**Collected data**
· · ·

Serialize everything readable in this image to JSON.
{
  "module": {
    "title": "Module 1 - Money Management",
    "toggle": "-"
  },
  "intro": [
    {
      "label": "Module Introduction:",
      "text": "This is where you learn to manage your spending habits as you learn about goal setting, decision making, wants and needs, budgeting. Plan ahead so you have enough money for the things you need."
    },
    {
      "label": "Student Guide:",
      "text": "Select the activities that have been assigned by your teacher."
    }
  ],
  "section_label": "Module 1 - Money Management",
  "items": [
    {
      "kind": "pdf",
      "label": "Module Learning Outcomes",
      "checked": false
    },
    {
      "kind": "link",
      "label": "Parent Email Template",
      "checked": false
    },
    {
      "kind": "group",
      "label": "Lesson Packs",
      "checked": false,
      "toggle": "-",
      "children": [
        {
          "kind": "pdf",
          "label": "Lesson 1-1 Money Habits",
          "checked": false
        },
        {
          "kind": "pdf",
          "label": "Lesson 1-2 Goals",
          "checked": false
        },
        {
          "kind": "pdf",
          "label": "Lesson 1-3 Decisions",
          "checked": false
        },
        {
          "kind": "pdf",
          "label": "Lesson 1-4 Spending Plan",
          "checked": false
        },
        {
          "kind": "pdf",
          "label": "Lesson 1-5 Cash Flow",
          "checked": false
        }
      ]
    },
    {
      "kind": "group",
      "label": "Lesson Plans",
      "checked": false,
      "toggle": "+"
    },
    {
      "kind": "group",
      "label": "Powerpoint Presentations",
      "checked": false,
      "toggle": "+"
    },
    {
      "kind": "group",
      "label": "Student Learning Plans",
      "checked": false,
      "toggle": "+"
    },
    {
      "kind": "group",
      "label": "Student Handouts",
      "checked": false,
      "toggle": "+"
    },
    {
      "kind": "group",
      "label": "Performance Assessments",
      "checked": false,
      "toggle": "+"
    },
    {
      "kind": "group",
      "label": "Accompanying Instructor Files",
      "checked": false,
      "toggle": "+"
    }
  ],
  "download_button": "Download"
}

· · ·

**Task to carry out**
Work out how many lines in the records above contain the word "Student", and reply with that number alone.

**Exercise response**
3